> [GIVEN TASK]:
Look for "this" in each line of the entries, and return the matching lines.

> [Figure contents as structured data]:
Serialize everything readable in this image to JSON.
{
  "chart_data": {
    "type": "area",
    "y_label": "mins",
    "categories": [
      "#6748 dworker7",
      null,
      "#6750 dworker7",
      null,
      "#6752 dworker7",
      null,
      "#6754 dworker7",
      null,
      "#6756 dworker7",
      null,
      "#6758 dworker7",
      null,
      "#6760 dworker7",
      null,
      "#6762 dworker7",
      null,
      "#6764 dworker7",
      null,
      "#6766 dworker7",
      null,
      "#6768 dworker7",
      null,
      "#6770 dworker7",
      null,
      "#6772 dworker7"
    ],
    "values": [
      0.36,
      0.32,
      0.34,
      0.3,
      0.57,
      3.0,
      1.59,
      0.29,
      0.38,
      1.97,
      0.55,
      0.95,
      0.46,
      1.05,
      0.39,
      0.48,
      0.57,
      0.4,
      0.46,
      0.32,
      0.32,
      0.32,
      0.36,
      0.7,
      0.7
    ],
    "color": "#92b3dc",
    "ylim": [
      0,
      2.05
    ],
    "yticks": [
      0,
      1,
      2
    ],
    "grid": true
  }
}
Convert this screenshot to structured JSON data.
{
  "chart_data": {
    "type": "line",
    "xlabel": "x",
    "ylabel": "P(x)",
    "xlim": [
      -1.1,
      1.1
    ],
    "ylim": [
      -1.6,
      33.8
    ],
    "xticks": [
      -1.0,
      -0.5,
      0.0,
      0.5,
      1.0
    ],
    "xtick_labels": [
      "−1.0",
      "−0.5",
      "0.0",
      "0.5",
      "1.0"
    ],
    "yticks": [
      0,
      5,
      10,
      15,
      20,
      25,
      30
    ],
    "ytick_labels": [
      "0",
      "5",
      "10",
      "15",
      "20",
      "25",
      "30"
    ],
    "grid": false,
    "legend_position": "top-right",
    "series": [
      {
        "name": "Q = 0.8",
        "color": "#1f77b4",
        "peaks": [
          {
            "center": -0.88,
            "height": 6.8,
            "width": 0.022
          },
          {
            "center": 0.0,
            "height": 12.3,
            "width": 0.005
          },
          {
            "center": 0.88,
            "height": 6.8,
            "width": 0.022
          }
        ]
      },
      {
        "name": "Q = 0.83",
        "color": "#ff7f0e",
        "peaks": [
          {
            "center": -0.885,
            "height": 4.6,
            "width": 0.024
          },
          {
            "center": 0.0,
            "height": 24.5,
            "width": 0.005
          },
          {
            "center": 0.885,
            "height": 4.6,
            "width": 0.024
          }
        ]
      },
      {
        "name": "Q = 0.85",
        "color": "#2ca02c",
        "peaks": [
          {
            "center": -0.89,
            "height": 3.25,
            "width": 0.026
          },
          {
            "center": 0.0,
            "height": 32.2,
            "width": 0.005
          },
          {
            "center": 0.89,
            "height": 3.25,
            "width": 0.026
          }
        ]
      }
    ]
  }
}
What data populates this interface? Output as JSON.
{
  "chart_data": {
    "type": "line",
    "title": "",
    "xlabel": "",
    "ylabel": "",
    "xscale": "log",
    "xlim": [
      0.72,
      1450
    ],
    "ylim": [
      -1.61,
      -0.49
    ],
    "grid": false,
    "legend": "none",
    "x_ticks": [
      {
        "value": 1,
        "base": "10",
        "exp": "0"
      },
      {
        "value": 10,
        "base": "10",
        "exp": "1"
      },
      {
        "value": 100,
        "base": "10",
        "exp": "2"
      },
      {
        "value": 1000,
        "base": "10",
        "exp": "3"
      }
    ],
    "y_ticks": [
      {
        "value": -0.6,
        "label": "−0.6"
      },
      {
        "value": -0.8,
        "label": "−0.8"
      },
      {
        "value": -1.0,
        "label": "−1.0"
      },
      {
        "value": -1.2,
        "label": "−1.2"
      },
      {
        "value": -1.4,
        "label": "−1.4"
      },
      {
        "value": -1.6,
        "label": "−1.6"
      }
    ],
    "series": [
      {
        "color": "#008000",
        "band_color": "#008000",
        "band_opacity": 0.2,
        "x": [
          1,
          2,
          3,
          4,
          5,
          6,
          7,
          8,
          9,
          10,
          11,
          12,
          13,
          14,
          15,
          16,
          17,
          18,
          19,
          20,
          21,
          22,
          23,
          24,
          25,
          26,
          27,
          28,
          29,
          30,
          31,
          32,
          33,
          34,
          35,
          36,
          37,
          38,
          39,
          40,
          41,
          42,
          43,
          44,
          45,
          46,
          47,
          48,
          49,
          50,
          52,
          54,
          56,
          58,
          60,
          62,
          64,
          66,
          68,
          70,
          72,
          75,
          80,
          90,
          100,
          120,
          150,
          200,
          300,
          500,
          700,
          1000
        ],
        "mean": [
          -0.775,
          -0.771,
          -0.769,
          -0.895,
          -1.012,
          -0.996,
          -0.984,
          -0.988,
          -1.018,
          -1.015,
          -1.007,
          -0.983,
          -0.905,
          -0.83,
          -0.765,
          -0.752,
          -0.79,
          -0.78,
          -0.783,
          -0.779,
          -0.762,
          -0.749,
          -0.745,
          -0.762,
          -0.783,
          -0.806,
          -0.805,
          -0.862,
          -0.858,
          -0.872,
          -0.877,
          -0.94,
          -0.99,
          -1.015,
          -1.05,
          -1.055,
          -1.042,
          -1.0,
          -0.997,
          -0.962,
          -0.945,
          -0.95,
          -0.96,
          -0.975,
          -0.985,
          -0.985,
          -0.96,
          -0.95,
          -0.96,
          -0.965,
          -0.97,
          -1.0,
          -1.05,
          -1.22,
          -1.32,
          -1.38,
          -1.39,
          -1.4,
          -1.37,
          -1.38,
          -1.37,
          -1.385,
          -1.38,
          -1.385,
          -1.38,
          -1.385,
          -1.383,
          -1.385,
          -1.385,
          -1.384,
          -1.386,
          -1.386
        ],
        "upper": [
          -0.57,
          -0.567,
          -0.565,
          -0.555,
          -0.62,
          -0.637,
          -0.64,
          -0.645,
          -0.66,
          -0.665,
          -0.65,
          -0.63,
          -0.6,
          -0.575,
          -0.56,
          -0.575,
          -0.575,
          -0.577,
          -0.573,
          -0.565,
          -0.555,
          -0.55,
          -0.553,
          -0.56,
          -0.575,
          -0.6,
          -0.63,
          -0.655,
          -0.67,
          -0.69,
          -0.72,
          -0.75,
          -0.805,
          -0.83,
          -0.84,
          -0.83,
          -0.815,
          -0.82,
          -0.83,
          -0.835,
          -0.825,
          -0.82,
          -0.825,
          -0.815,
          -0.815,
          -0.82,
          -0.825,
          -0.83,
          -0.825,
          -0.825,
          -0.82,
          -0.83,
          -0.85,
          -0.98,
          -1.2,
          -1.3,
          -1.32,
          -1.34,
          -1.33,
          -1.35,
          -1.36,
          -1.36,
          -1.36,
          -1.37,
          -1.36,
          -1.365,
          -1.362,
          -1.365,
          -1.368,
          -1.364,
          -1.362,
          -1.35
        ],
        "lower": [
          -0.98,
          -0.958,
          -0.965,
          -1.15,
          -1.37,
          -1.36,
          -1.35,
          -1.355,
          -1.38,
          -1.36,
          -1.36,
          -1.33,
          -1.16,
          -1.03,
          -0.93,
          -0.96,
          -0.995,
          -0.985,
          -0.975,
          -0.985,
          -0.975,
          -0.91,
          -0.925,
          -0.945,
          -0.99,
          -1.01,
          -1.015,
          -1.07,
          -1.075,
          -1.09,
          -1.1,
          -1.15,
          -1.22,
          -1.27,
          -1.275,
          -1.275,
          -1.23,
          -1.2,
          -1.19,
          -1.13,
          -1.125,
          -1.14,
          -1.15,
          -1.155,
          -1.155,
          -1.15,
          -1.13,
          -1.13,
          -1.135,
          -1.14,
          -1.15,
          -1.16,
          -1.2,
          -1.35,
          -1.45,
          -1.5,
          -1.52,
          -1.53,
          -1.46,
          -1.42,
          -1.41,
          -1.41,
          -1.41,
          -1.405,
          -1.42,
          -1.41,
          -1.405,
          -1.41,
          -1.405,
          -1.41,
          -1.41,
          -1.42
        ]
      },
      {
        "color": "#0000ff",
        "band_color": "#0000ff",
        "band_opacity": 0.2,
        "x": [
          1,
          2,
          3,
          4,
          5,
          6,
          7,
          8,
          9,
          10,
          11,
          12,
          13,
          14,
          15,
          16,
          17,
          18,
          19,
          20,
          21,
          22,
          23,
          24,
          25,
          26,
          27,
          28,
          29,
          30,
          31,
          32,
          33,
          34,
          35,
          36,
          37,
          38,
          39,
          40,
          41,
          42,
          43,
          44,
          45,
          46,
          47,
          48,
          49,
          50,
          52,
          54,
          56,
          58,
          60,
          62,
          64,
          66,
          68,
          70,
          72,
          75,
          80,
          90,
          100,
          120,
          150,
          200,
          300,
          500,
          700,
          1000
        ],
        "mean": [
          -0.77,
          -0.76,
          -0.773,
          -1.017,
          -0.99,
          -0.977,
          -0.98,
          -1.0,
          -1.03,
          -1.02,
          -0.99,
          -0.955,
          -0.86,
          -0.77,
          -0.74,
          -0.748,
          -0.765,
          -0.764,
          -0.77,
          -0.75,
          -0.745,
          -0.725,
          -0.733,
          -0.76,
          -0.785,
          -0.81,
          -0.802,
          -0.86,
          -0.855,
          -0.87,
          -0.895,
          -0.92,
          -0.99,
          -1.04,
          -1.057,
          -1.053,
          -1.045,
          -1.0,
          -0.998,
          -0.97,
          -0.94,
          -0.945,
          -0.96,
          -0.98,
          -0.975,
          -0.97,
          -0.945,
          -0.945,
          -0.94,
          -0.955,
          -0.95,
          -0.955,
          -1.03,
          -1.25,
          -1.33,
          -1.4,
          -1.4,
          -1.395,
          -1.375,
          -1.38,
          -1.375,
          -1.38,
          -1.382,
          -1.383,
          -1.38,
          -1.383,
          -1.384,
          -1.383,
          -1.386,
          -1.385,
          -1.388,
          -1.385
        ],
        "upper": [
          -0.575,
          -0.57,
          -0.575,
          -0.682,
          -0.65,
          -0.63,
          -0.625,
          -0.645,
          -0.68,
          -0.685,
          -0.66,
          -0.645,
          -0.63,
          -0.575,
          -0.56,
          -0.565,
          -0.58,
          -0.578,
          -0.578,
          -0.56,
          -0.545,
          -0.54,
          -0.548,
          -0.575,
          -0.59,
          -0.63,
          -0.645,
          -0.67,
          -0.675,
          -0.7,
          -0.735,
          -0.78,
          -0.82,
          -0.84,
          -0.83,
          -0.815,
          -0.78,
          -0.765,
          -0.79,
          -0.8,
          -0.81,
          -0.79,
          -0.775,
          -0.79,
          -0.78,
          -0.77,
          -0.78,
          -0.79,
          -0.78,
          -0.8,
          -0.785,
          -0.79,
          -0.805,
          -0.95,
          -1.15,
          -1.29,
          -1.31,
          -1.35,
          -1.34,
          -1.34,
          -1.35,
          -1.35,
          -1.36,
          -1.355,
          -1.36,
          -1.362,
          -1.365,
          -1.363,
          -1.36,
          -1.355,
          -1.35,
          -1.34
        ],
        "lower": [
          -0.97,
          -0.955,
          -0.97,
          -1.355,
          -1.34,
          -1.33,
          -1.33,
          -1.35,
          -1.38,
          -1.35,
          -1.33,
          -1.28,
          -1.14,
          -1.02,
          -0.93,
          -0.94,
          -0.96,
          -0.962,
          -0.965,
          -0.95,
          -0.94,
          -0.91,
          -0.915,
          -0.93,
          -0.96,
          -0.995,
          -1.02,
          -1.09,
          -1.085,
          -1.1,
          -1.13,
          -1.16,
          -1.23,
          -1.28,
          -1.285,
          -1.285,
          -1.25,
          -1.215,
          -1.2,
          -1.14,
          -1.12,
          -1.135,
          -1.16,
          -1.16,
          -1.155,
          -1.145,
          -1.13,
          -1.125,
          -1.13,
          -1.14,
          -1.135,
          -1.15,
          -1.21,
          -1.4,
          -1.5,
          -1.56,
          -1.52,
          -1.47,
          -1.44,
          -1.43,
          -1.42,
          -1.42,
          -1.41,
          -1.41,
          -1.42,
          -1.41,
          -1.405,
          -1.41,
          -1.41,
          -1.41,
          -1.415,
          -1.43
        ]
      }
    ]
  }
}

> [PROBLEM SOLUTION]:
Serialize everything readable in this image to JSON.
Convert this screenshot to structured JSON data.
What data populates this interface? Output as JSON.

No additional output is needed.